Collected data
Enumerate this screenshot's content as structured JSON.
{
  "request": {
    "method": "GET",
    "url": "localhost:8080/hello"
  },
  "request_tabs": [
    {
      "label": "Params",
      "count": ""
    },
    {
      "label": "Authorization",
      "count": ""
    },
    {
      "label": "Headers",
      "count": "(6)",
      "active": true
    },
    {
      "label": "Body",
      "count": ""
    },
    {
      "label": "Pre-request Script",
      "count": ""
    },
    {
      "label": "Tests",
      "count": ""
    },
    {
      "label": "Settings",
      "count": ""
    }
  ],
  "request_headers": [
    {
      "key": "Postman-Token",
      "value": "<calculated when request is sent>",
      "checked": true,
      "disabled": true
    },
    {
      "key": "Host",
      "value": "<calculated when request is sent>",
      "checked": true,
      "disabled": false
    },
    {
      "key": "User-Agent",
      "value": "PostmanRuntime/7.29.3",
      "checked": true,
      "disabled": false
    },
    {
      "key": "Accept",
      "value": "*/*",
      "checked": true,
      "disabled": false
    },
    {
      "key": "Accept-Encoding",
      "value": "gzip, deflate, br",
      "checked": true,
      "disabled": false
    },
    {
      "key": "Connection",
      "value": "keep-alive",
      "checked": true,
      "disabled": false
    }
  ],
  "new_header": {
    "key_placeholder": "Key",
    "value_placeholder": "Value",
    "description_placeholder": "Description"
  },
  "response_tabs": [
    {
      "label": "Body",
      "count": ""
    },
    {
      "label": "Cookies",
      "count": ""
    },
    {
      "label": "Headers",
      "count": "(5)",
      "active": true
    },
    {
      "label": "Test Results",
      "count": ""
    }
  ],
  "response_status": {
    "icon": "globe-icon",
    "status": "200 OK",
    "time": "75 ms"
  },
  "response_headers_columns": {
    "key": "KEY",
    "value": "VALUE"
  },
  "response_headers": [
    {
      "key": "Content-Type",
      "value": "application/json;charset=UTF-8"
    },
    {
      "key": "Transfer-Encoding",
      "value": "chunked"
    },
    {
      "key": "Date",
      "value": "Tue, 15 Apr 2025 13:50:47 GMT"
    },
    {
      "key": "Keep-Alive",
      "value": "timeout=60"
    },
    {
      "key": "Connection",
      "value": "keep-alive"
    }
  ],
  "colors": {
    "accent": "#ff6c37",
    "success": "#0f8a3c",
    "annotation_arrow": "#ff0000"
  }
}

→ **Directive**
Transcribe the material exactly as it reads.

→ **Reply to the task**
Enumerate this screenshot's content as structured JSON.
{
  "request": {
    "method": "GET",
    "url": "localhost:8080/hello"
  },
  "request_tabs": [
    {
      "label": "Params",
      "count": ""
    },
    {
      "label": "Authorization",
      "count": ""
    },
    {
      "label": "Headers",
      "count": "(6)",
      "active": true
    },
    {
      "label": "Body",
      "count": ""
    },
    {
      "label": "Pre-request Script",
      "count": ""
    },
    {
      "label": "Tests",
      "count": ""
    },
    {
      "label": "Settings",
      "count": ""
    }
  ],
  "request_headers": [
    {
      "key": "Postman-Token",
      "value": "<calculated when request is sent>",
      "checked": true,
      "disabled": true
    },
    {
      "key": "Host",
      "value": "<calculated when request is sent>",
      "checked": true,
      "disabled": false
    },
    {
      "key": "User-Agent",
      "value": "PostmanRuntime/7.29.3",
      "checked": true,
      "disabled": false
    },
    {
      "key": "Accept",
      "value": "*/*",
      "checked": true,
      "disabled": false
    },
    {
      "key": "Accept-Encoding",
      "value": "gzip, deflate, br",
      "checked": true,
      "disabled": false
    },
    {
      "key": "Connection",
      "value": "keep-alive",
      "checked": true,
      "disabled": false
    }
  ],
  "new_header": {
    "key_placeholder": "Key",
    "value_placeholder": "Value",
    "description_placeholder": "Description"
  },
  "response_tabs": [
    {
      "label": "Body",
      "count": ""
    },
    {
      "label": "Cookies",
      "count": ""
    },
    {
      "label": "Headers",
      "count": "(5)",
      "active": true
    },
    {
      "label": "Test Results",
      "count": ""
    }
  ],
  "response_status": {
    "icon": "globe-icon",
    "status": "200 OK",
    "time": "75 ms"
  },
  "response_headers_columns": {
    "key": "KEY",
    "value": "VALUE"
  },
  "response_headers": [
    {
      "key": "Content-Type",
      "value": "application/json;charset=UTF-8"
    },
    {
      "key": "Transfer-Encoding",
      "value": "chunked"
    },
    {
      "key": "Date",
      "value": "Tue, 15 Apr 2025 13:50:47 GMT"
    },
    {
      "key": "Keep-Alive",
      "value": "timeout=60"
    },
    {
      "key": "Connection",
      "value": "keep-alive"
    }
  ],
  "colors": {
    "accent": "#ff6c37",
    "success": "#0f8a3c",
    "annotation_arrow": "#ff0000"
  }
}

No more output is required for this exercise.